[start]
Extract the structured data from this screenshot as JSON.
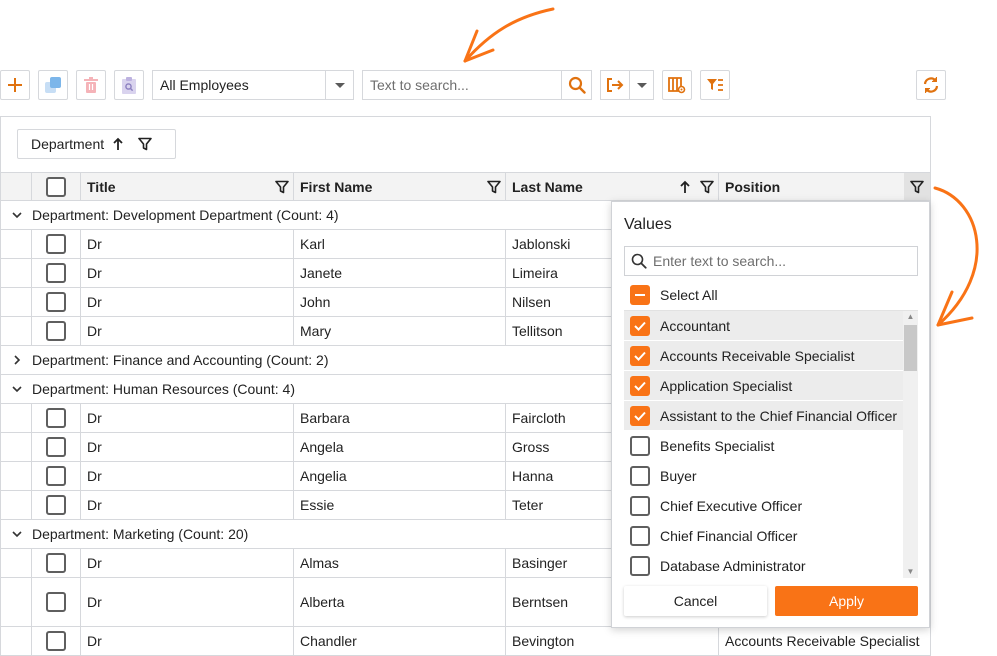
{
  "toolbar": {
    "icons": [
      "plus-icon",
      "copy-icon",
      "delete-icon",
      "preview-icon"
    ],
    "view_selector": {
      "value": "All Employees"
    },
    "search": {
      "placeholder": "Text to search...",
      "value": ""
    },
    "export_icon": "export-icon",
    "column_chooser_icon": "column-chooser-icon",
    "filter_editor_icon": "filter-editor-icon",
    "refresh_icon": "refresh-icon"
  },
  "accent_color": "#f97316",
  "group_panel": {
    "chip_label": "Department",
    "sort": "ascending"
  },
  "columns": [
    {
      "label": "Title"
    },
    {
      "label": "First Name"
    },
    {
      "label": "Last Name",
      "sort": "ascending"
    },
    {
      "label": "Position"
    }
  ],
  "groups": [
    {
      "label": "Department: Development Department (Count: 4)",
      "expanded": true,
      "rows": [
        {
          "title": "Dr",
          "first": "Karl",
          "last": "Jablonski",
          "position": ""
        },
        {
          "title": "Dr",
          "first": "Janete",
          "last": "Limeira",
          "position": ""
        },
        {
          "title": "Dr",
          "first": "John",
          "last": "Nilsen",
          "position": ""
        },
        {
          "title": "Dr",
          "first": "Mary",
          "last": "Tellitson",
          "position": ""
        }
      ]
    },
    {
      "label": "Department: Finance and Accounting (Count: 2)",
      "expanded": false,
      "rows": []
    },
    {
      "label": "Department: Human Resources (Count: 4)",
      "expanded": true,
      "rows": [
        {
          "title": "Dr",
          "first": "Barbara",
          "last": "Faircloth",
          "position": ""
        },
        {
          "title": "Dr",
          "first": "Angela",
          "last": "Gross",
          "position": ""
        },
        {
          "title": "Dr",
          "first": "Angelia",
          "last": "Hanna",
          "position": ""
        },
        {
          "title": "Dr",
          "first": "Essie",
          "last": "Teter",
          "position": ""
        }
      ]
    },
    {
      "label": "Department: Marketing (Count: 20)",
      "expanded": true,
      "rows": [
        {
          "title": "Dr",
          "first": "Almas",
          "last": "Basinger",
          "position": ""
        },
        {
          "title": "Dr",
          "first": "Alberta",
          "last": "Berntsen",
          "position": ""
        },
        {
          "title": "Dr",
          "first": "Chandler",
          "last": "Bevington",
          "position": "Accounts Receivable Specialist"
        }
      ]
    }
  ],
  "filter_popup": {
    "title": "Values",
    "search_placeholder": "Enter text to search...",
    "select_all_label": "Select All",
    "select_all_state": "indeterminate",
    "values": [
      {
        "label": "Accountant",
        "checked": true
      },
      {
        "label": "Accounts Receivable Specialist",
        "checked": true
      },
      {
        "label": "Application Specialist",
        "checked": true
      },
      {
        "label": "Assistant to the Chief Financial Officer",
        "checked": true
      },
      {
        "label": "Benefits Specialist",
        "checked": false
      },
      {
        "label": "Buyer",
        "checked": false
      },
      {
        "label": "Chief Executive Officer",
        "checked": false
      },
      {
        "label": "Chief Financial Officer",
        "checked": false
      },
      {
        "label": "Database Administrator",
        "checked": false
      }
    ],
    "cancel_label": "Cancel",
    "apply_label": "Apply"
  }
}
[end]
To be done
Say how many lines in the records hold the string "search", and say nothing else.

Solved problem
3